● Directions
Skip any picture you find and retype all the remaining lines exactly.

● Data for the task
***
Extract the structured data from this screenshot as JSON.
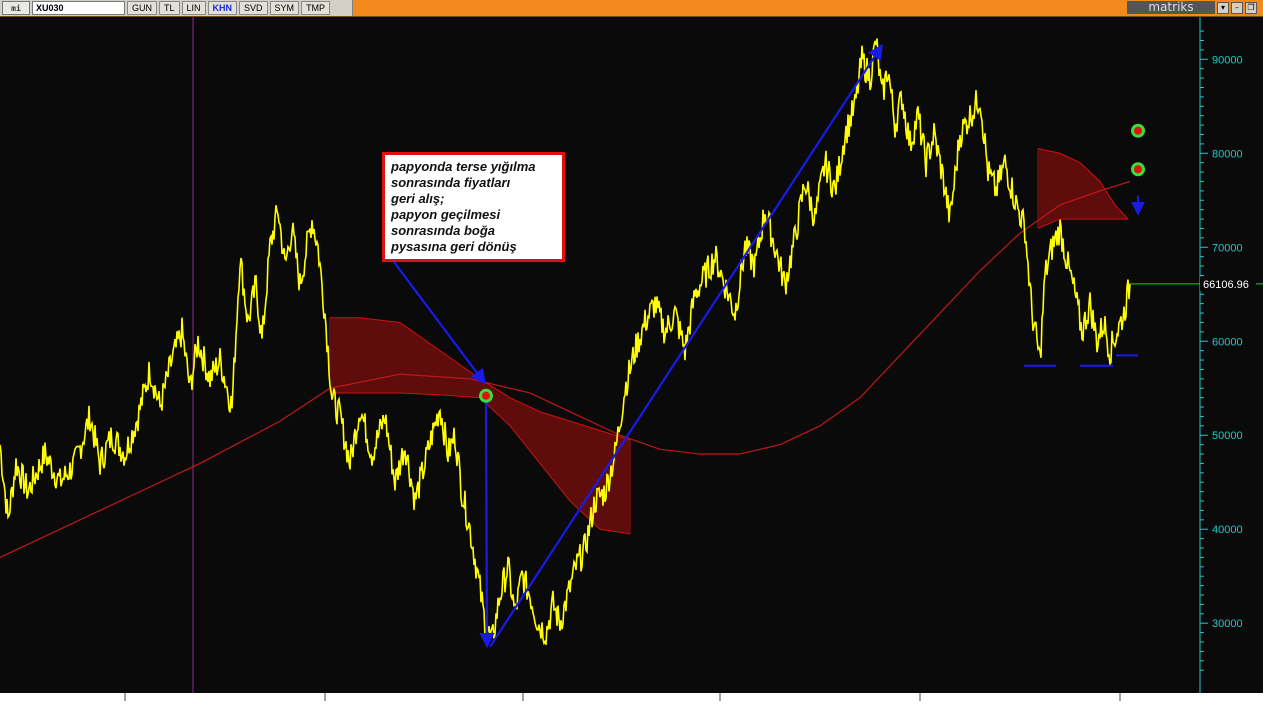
{
  "toolbar": {
    "app_icon_label": "mi",
    "symbol": "XU030",
    "buttons": [
      "GUN",
      "TL",
      "LIN",
      "KHN",
      "SVD",
      "SYM",
      "TMP"
    ],
    "active_button": "KHN",
    "brand": "matriks"
  },
  "colors": {
    "price": "#ffff00",
    "moving_average": "#c01818",
    "cloud": "#d01010",
    "trend_arrows": "#1a1ae8",
    "axis": "#22c8c8",
    "last_price_line": "#22cc22",
    "callout_border": "#e01010",
    "marker_fill": "#e01010",
    "marker_ring": "#3ddc3d"
  },
  "callout": {
    "text": "papyonda terse yığılma\nsonrasında fiyatları\ngeri alış;\npapyon geçilmesi\nsonrasında boğa\npysasına geri dönüş"
  },
  "chart_data": {
    "type": "line",
    "title": "",
    "instrument": "XU030",
    "y_axis_side": "right",
    "ylim": [
      25000,
      93000
    ],
    "y_ticks": [
      30000,
      40000,
      50000,
      60000,
      70000,
      80000,
      90000
    ],
    "y_tick_labels": [
      "30000",
      "40000",
      "50000",
      "60000",
      "70000",
      "80000",
      "90000"
    ],
    "x_tick_labels_visible": false,
    "last_price": 66106.96,
    "last_price_label": "66106.96",
    "series": [
      {
        "kind": "price",
        "x": [
          0,
          8,
          16,
          28,
          45,
          60,
          75,
          90,
          100,
          112,
          125,
          138,
          150,
          160,
          172,
          182,
          190,
          198,
          210,
          220,
          232,
          240,
          248,
          256,
          262,
          270,
          278,
          285,
          292,
          300,
          305,
          312,
          318,
          325,
          332,
          340,
          350,
          360,
          372,
          385,
          395,
          405,
          415,
          425,
          432,
          440,
          448,
          455,
          462,
          470,
          478,
          485,
          492,
          500,
          508,
          515,
          522,
          530,
          538,
          546,
          553,
          560,
          568,
          576,
          585,
          595,
          605,
          615,
          625,
          635,
          645,
          655,
          665,
          675,
          685,
          695,
          705,
          715,
          725,
          735,
          745,
          755,
          765,
          775,
          785,
          795,
          805,
          815,
          825,
          835,
          845,
          855,
          862,
          870,
          876,
          882,
          888,
          895,
          902,
          910,
          918,
          926,
          934,
          942,
          950,
          960,
          970,
          980,
          988,
          996,
          1005,
          1015,
          1025,
          1032,
          1040,
          1045,
          1052,
          1060,
          1068,
          1075,
          1082,
          1090,
          1097,
          1104,
          1110,
          1117,
          1124,
          1130
        ],
        "y": [
          49000,
          41000,
          47000,
          44000,
          48000,
          45000,
          47000,
          52000,
          47000,
          50000,
          48000,
          52000,
          57000,
          53000,
          58000,
          61000,
          55000,
          60000,
          56000,
          58000,
          53000,
          69000,
          62000,
          66000,
          60000,
          70000,
          74000,
          68000,
          72000,
          66000,
          69000,
          73000,
          70000,
          63000,
          54000,
          52000,
          47000,
          53000,
          48000,
          52000,
          45000,
          49000,
          43000,
          47000,
          50000,
          53000,
          48000,
          50000,
          44000,
          40000,
          35000,
          30000,
          28000,
          33000,
          36000,
          31000,
          35000,
          33000,
          30000,
          29000,
          32000,
          30000,
          33000,
          36000,
          38000,
          43000,
          44000,
          48000,
          55000,
          59000,
          62000,
          64000,
          61000,
          63000,
          59000,
          65000,
          67000,
          69000,
          66000,
          63000,
          70000,
          68000,
          74000,
          70000,
          66000,
          71000,
          77000,
          73000,
          79000,
          76000,
          82000,
          85000,
          90000,
          88000,
          92000,
          86000,
          89000,
          83000,
          86000,
          81000,
          84000,
          79000,
          82000,
          78000,
          73000,
          82000,
          84000,
          86000,
          78000,
          76000,
          79000,
          75000,
          72000,
          63000,
          58000,
          67000,
          70000,
          72000,
          68000,
          65000,
          61000,
          64000,
          60000,
          62000,
          59000,
          61000,
          63000,
          66107
        ]
      },
      {
        "kind": "moving_average",
        "x": [
          0,
          100,
          200,
          280,
          330,
          400,
          470,
          530,
          580,
          620,
          660,
          700,
          740,
          780,
          820,
          860,
          900,
          940,
          980,
          1020,
          1060,
          1100,
          1130
        ],
        "y": [
          37000,
          42000,
          47000,
          51500,
          55000,
          56500,
          56000,
          54500,
          52000,
          50000,
          48500,
          48000,
          48000,
          49000,
          51000,
          54000,
          58500,
          63000,
          67500,
          71500,
          74500,
          76000,
          77000
        ]
      },
      {
        "kind": "cloud_top",
        "x": [
          330,
          360,
          400,
          440,
          480,
          510,
          540,
          570,
          600,
          630
        ],
        "y": [
          62500,
          62500,
          62000,
          59000,
          56000,
          54000,
          52500,
          51500,
          50500,
          49500
        ]
      },
      {
        "kind": "cloud_bottom",
        "x": [
          330,
          360,
          400,
          440,
          480,
          510,
          540,
          570,
          600,
          630
        ],
        "y": [
          54500,
          54500,
          54500,
          54300,
          54000,
          51000,
          47000,
          43000,
          40000,
          39500
        ]
      },
      {
        "kind": "cloud2_top",
        "x": [
          1038,
          1060,
          1080,
          1100,
          1115,
          1128
        ],
        "y": [
          80500,
          80000,
          79000,
          77000,
          74500,
          73000
        ]
      },
      {
        "kind": "cloud2_bottom",
        "x": [
          1038,
          1060,
          1080,
          1100,
          1115,
          1128
        ],
        "y": [
          72000,
          73000,
          73000,
          73000,
          73000,
          73000
        ]
      }
    ],
    "arrows": [
      {
        "from": [
          390,
          69000
        ],
        "to": [
          485,
          55500
        ]
      },
      {
        "from": [
          486,
          54000
        ],
        "to": [
          487,
          27500
        ]
      },
      {
        "from": [
          490,
          27500
        ],
        "to": [
          882,
          91500
        ]
      }
    ],
    "markers": [
      {
        "x": 486,
        "y": 54200
      },
      {
        "x": 1138,
        "y": 82400
      },
      {
        "x": 1138,
        "y": 78300
      }
    ],
    "small_arrow": {
      "x": 1138,
      "y_from": 75500,
      "y_to": 73500
    },
    "support_lines": [
      {
        "x1": 1024,
        "x2": 1056,
        "y": 57400
      },
      {
        "x1": 1080,
        "x2": 1113,
        "y": 57400
      },
      {
        "x1": 1116,
        "x2": 1138,
        "y": 58500
      }
    ],
    "vertical_line_x": 193
  }
}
***
● Written answer
Extract the structured data from this screenshot as JSON.
{
  "toolbar": {
    "app_icon_label": "mi",
    "symbol": "XU030",
    "buttons": [
      "GUN",
      "TL",
      "LIN",
      "KHN",
      "SVD",
      "SYM",
      "TMP"
    ],
    "active_button": "KHN",
    "brand": "matriks"
  },
  "colors": {
    "price": "#ffff00",
    "moving_average": "#c01818",
    "cloud": "#d01010",
    "trend_arrows": "#1a1ae8",
    "axis": "#22c8c8",
    "last_price_line": "#22cc22",
    "callout_border": "#e01010",
    "marker_fill": "#e01010",
    "marker_ring": "#3ddc3d"
  },
  "callout": {
    "text": "papyonda terse yığılma\nsonrasında fiyatları\ngeri alış;\npapyon geçilmesi\nsonrasında boğa\npysasına geri dönüş"
  },
  "chart_data": {
    "type": "line",
    "title": "",
    "instrument": "XU030",
    "y_axis_side": "right",
    "ylim": [
      25000,
      93000
    ],
    "y_ticks": [
      30000,
      40000,
      50000,
      60000,
      70000,
      80000,
      90000
    ],
    "y_tick_labels": [
      "30000",
      "40000",
      "50000",
      "60000",
      "70000",
      "80000",
      "90000"
    ],
    "x_tick_labels_visible": false,
    "last_price": 66106.96,
    "last_price_label": "66106.96",
    "series": [
      {
        "kind": "price",
        "x": [
          0,
          8,
          16,
          28,
          45,
          60,
          75,
          90,
          100,
          112,
          125,
          138,
          150,
          160,
          172,
          182,
          190,
          198,
          210,
          220,
          232,
          240,
          248,
          256,
          262,
          270,
          278,
          285,
          292,
          300,
          305,
          312,
          318,
          325,
          332,
          340,
          350,
          360,
          372,
          385,
          395,
          405,
          415,
          425,
          432,
          440,
          448,
          455,
          462,
          470,
          478,
          485,
          492,
          500,
          508,
          515,
          522,
          530,
          538,
          546,
          553,
          560,
          568,
          576,
          585,
          595,
          605,
          615,
          625,
          635,
          645,
          655,
          665,
          675,
          685,
          695,
          705,
          715,
          725,
          735,
          745,
          755,
          765,
          775,
          785,
          795,
          805,
          815,
          825,
          835,
          845,
          855,
          862,
          870,
          876,
          882,
          888,
          895,
          902,
          910,
          918,
          926,
          934,
          942,
          950,
          960,
          970,
          980,
          988,
          996,
          1005,
          1015,
          1025,
          1032,
          1040,
          1045,
          1052,
          1060,
          1068,
          1075,
          1082,
          1090,
          1097,
          1104,
          1110,
          1117,
          1124,
          1130
        ],
        "y": [
          49000,
          41000,
          47000,
          44000,
          48000,
          45000,
          47000,
          52000,
          47000,
          50000,
          48000,
          52000,
          57000,
          53000,
          58000,
          61000,
          55000,
          60000,
          56000,
          58000,
          53000,
          69000,
          62000,
          66000,
          60000,
          70000,
          74000,
          68000,
          72000,
          66000,
          69000,
          73000,
          70000,
          63000,
          54000,
          52000,
          47000,
          53000,
          48000,
          52000,
          45000,
          49000,
          43000,
          47000,
          50000,
          53000,
          48000,
          50000,
          44000,
          40000,
          35000,
          30000,
          28000,
          33000,
          36000,
          31000,
          35000,
          33000,
          30000,
          29000,
          32000,
          30000,
          33000,
          36000,
          38000,
          43000,
          44000,
          48000,
          55000,
          59000,
          62000,
          64000,
          61000,
          63000,
          59000,
          65000,
          67000,
          69000,
          66000,
          63000,
          70000,
          68000,
          74000,
          70000,
          66000,
          71000,
          77000,
          73000,
          79000,
          76000,
          82000,
          85000,
          90000,
          88000,
          92000,
          86000,
          89000,
          83000,
          86000,
          81000,
          84000,
          79000,
          82000,
          78000,
          73000,
          82000,
          84000,
          86000,
          78000,
          76000,
          79000,
          75000,
          72000,
          63000,
          58000,
          67000,
          70000,
          72000,
          68000,
          65000,
          61000,
          64000,
          60000,
          62000,
          59000,
          61000,
          63000,
          66107
        ]
      },
      {
        "kind": "moving_average",
        "x": [
          0,
          100,
          200,
          280,
          330,
          400,
          470,
          530,
          580,
          620,
          660,
          700,
          740,
          780,
          820,
          860,
          900,
          940,
          980,
          1020,
          1060,
          1100,
          1130
        ],
        "y": [
          37000,
          42000,
          47000,
          51500,
          55000,
          56500,
          56000,
          54500,
          52000,
          50000,
          48500,
          48000,
          48000,
          49000,
          51000,
          54000,
          58500,
          63000,
          67500,
          71500,
          74500,
          76000,
          77000
        ]
      },
      {
        "kind": "cloud_top",
        "x": [
          330,
          360,
          400,
          440,
          480,
          510,
          540,
          570,
          600,
          630
        ],
        "y": [
          62500,
          62500,
          62000,
          59000,
          56000,
          54000,
          52500,
          51500,
          50500,
          49500
        ]
      },
      {
        "kind": "cloud_bottom",
        "x": [
          330,
          360,
          400,
          440,
          480,
          510,
          540,
          570,
          600,
          630
        ],
        "y": [
          54500,
          54500,
          54500,
          54300,
          54000,
          51000,
          47000,
          43000,
          40000,
          39500
        ]
      },
      {
        "kind": "cloud2_top",
        "x": [
          1038,
          1060,
          1080,
          1100,
          1115,
          1128
        ],
        "y": [
          80500,
          80000,
          79000,
          77000,
          74500,
          73000
        ]
      },
      {
        "kind": "cloud2_bottom",
        "x": [
          1038,
          1060,
          1080,
          1100,
          1115,
          1128
        ],
        "y": [
          72000,
          73000,
          73000,
          73000,
          73000,
          73000
        ]
      }
    ],
    "arrows": [
      {
        "from": [
          390,
          69000
        ],
        "to": [
          485,
          55500
        ]
      },
      {
        "from": [
          486,
          54000
        ],
        "to": [
          487,
          27500
        ]
      },
      {
        "from": [
          490,
          27500
        ],
        "to": [
          882,
          91500
        ]
      }
    ],
    "markers": [
      {
        "x": 486,
        "y": 54200
      },
      {
        "x": 1138,
        "y": 82400
      },
      {
        "x": 1138,
        "y": 78300
      }
    ],
    "small_arrow": {
      "x": 1138,
      "y_from": 75500,
      "y_to": 73500
    },
    "support_lines": [
      {
        "x1": 1024,
        "x2": 1056,
        "y": 57400
      },
      {
        "x1": 1080,
        "x2": 1113,
        "y": 57400
      },
      {
        "x1": 1116,
        "x2": 1138,
        "y": 58500
      }
    ],
    "vertical_line_x": 193
  }
}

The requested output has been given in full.